### Prompt
Can you write out all the lines word for word, with no pictures?

### Given data
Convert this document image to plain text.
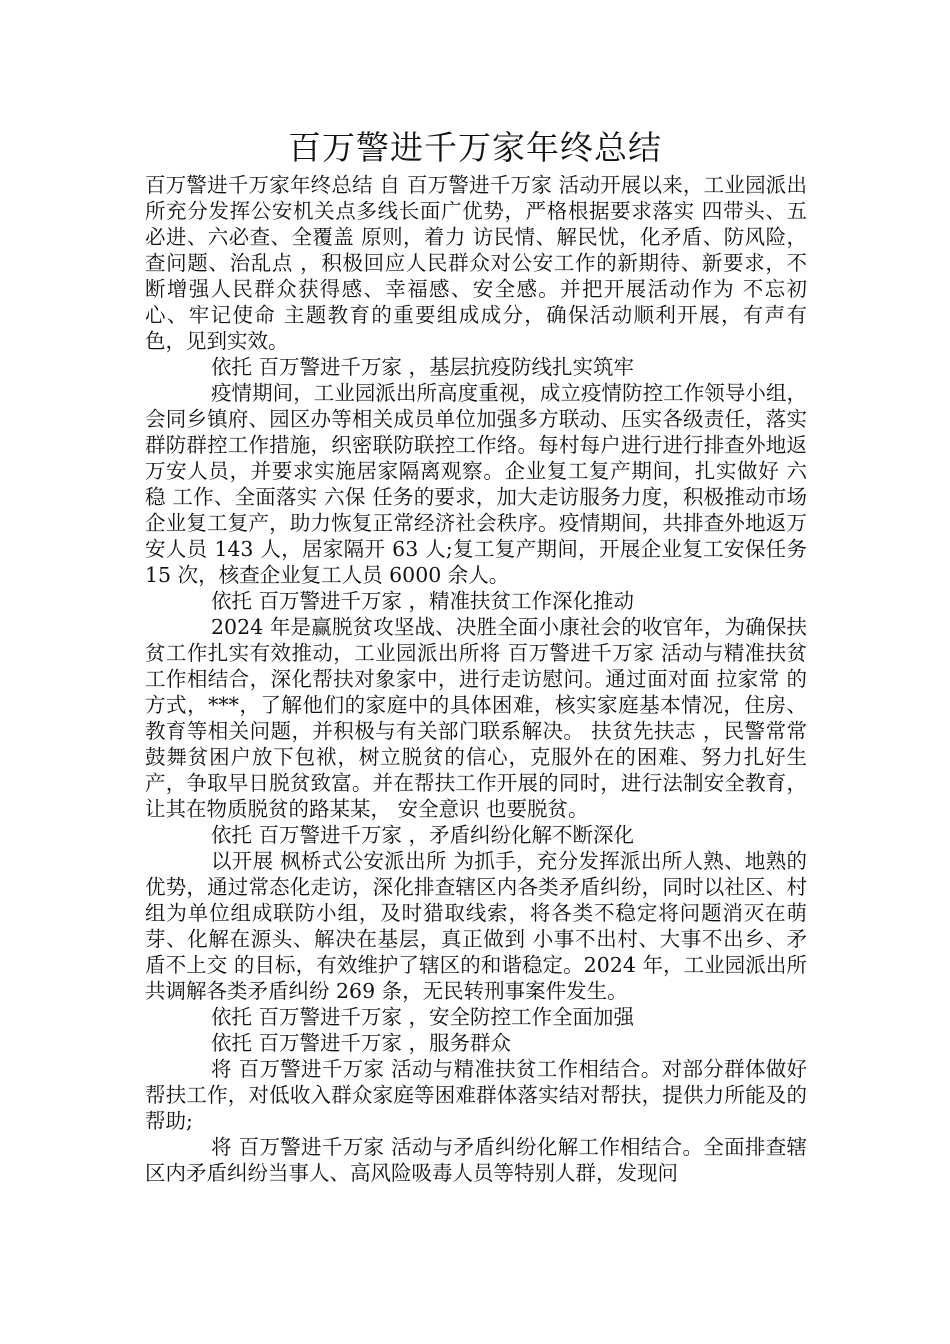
百万警进千万家年终总结

百万警进千万家年终总结 自 百万警进千万家 活动开展以来，工业园派出所充分发挥公安机关点多线长面广优势，严格根据要求落实 四带头、五必进、六必查、全覆盖 原则，着力 访民情、解民忧，化矛盾、防风险，查问题、治乱点 ，积极回应人民群众对公安工作的新期待、新要求，不断增强人民群众获得感、幸福感、安全感。并把开展活动作为 不忘初心、牢记使命 主题教育的重要组成成分，确保活动顺利开展，有声有色，见到实效。

依托 百万警进千万家 ，基层抗疫防线扎实筑牢

疫情期间，工业园派出所高度重视，成立疫情防控工作领导小组，会同乡镇府、园区办等相关成员单位加强多方联动、压实各级责任，落实群防群控工作措施，织密联防联控工作络。每村每户进行进行排查外地返万安人员，并要求实施居家隔离观察。企业复工复产期间，扎实做好 六稳 工作、全面落实 六保 任务的要求，加大走访服务力度，积极推动市场企业复工复产，助力恢复正常经济社会秩序。疫情期间，共排查外地返万安人员 143 人，居家隔开 63 人;复工复产期间，开展企业复工安保任务 15 次，核查企业复工人员 6000 余人。

依托 百万警进千万家 ，精准扶贫工作深化推动

2024 年是赢脱贫攻坚战、决胜全面小康社会的收官年，为确保扶贫工作扎实有效推动，工业园派出所将 百万警进千万家 活动与精准扶贫工作相结合，深化帮扶对象家中，进行走访慰问。通过面对面 拉家常 的方式，***，了解他们的家庭中的具体困难，核实家庭基本情况，住房、教育等相关问题，并积极与有关部门联系解决。 扶贫先扶志 ，民警常常鼓舞贫困户放下包袱，树立脱贫的信心，克服外在的困难、努力扎好生产，争取早日脱贫致富。并在帮扶工作开展的同时，进行法制安全教育，让其在物质脱贫的路某某， 安全意识 也要脱贫。

依托 百万警进千万家 ，矛盾纠纷化解不断深化

以开展 枫桥式公安派出所 为抓手，充分发挥派出所人熟、地熟的优势，通过常态化走访，深化排查辖区内各类矛盾纠纷，同时以社区、村组为单位组成联防小组，及时猎取线索，将各类不稳定将问题消灭在萌芽、化解在源头、解决在基层，真正做到 小事不出村、大事不出乡、矛盾不上交 的目标，有效维护了辖区的和谐稳定。2024 年，工业园派出所共调解各类矛盾纠纷 269 条，无民转刑事案件发生。

依托 百万警进千万家 ，安全防控工作全面加强

依托 百万警进千万家 ，服务群众

将 百万警进千万家 活动与精准扶贫工作相结合。对部分群体做好帮扶工作，对低收入群众家庭等困难群体落实结对帮扶，提供力所能及的帮助;

将 百万警进千万家 活动与矛盾纠纷化解工作相结合。全面排查辖区内矛盾纠纷当事人、高风险吸毒人员等特别人群，发现问
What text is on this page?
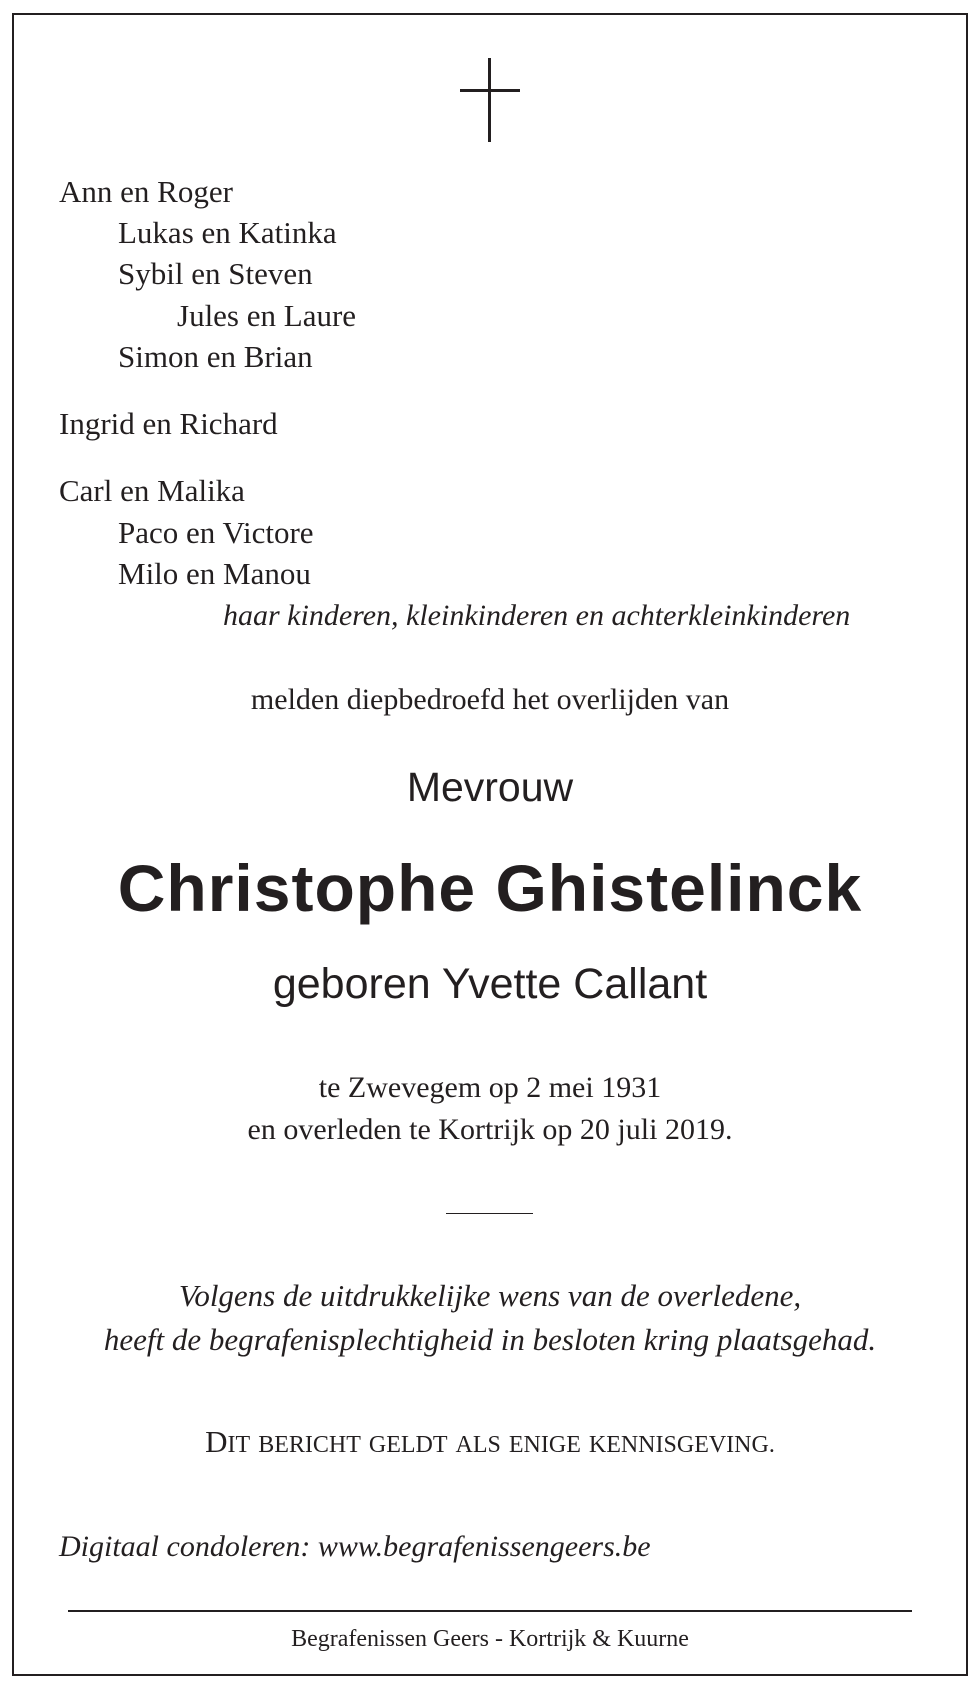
Ann en Roger
Lukas en Katinka
Sybil en Steven
Jules en Laure
Simon en Brian
Ingrid en Richard
Carl en Malika
Paco en Victore
Milo en Manou
haar kinderen, kleinkinderen en achterkleinkinderen
melden diepbedroefd het overlijden van
Mevrouw
Christophe Ghistelinck
geboren Yvette Callant
te Zwevegem op 2 mei 1931
en overleden te Kortrijk op 20 juli 2019.
Volgens de uitdrukkelijke wens van de overledene,
heeft de begrafenisplechtigheid in besloten kring plaatsgehad.
DIT BERICHT GELDT ALS ENIGE KENNISGEVING.
Digitaal condoleren: www.begrafenissengeers.be
Begrafenissen Geers - Kortrijk & Kuurne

### Solution for this task
Convert this document image to plain text.
百万警进千万家年终总结

百万警进千万家年终总结 自 百万警进千万家 活动开展以来，工业园派出所充分发挥公安机关点多线长面广优势，严格根据要求落实 四带头、五必进、六必查、全覆盖 原则，着力 访民情、解民忧，化矛盾、防风险，查问题、治乱点 ，积极回应人民群众对公安工作的新期待、新要求，不断增强人民群众获得感、幸福感、安全感。并把开展活动作为 不忘初心、牢记使命 主题教育的重要组成成分，确保活动顺利开展，有声有色，见到实效。

依托 百万警进千万家 ，基层抗疫防线扎实筑牢

疫情期间，工业园派出所高度重视，成立疫情防控工作领导小组，会同乡镇府、园区办等相关成员单位加强多方联动、压实各级责任，落实群防群控工作措施，织密联防联控工作络。每村每户进行进行排查外地返万安人员，并要求实施居家隔离观察。企业复工复产期间，扎实做好 六稳 工作、全面落实 六保 任务的要求，加大走访服务力度，积极推动市场企业复工复产，助力恢复正常经济社会秩序。疫情期间，共排查外地返万安人员 143 人，居家隔开 63 人;复工复产期间，开展企业复工安保任务 15 次，核查企业复工人员 6000 余人。

依托 百万警进千万家 ，精准扶贫工作深化推动

2024 年是赢脱贫攻坚战、决胜全面小康社会的收官年，为确保扶贫工作扎实有效推动，工业园派出所将 百万警进千万家 活动与精准扶贫工作相结合，深化帮扶对象家中，进行走访慰问。通过面对面 拉家常 的方式，***，了解他们的家庭中的具体困难，核实家庭基本情况，住房、教育等相关问题，并积极与有关部门联系解决。 扶贫先扶志 ，民警常常鼓舞贫困户放下包袱，树立脱贫的信心，克服外在的困难、努力扎好生产，争取早日脱贫致富。并在帮扶工作开展的同时，进行法制安全教育，让其在物质脱贫的路某某， 安全意识 也要脱贫。

依托 百万警进千万家 ，矛盾纠纷化解不断深化

以开展 枫桥式公安派出所 为抓手，充分发挥派出所人熟、地熟的优势，通过常态化走访，深化排查辖区内各类矛盾纠纷，同时以社区、村组为单位组成联防小组，及时猎取线索，将各类不稳定将问题消灭在萌芽、化解在源头、解决在基层，真正做到 小事不出村、大事不出乡、矛盾不上交 的目标，有效维护了辖区的和谐稳定。2024 年，工业园派出所共调解各类矛盾纠纷 269 条，无民转刑事案件发生。

依托 百万警进千万家 ，安全防控工作全面加强

依托 百万警进千万家 ，服务群众

将 百万警进千万家 活动与精准扶贫工作相结合。对部分群体做好帮扶工作，对低收入群众家庭等困难群体落实结对帮扶，提供力所能及的帮助;

将 百万警进千万家 活动与矛盾纠纷化解工作相结合。全面排查辖区内矛盾纠纷当事人、高风险吸毒人员等特别人群，发现问
What text is on this page?
Ann en Roger
Lukas en Katinka
Sybil en Steven
Jules en Laure
Simon en Brian
Ingrid en Richard
Carl en Malika
Paco en Victore
Milo en Manou
haar kinderen, kleinkinderen en achterkleinkinderen
melden diepbedroefd het overlijden van
Mevrouw
Christophe Ghistelinck
geboren Yvette Callant
te Zwevegem op 2 mei 1931
en overleden te Kortrijk op 20 juli 2019.
Volgens de uitdrukkelijke wens van de overledene,
heeft de begrafenisplechtigheid in besloten kring plaatsgehad.
DIT BERICHT GELDT ALS ENIGE KENNISGEVING.
Digitaal condoleren: www.begrafenissengeers.be
Begrafenissen Geers - Kortrijk & Kuurne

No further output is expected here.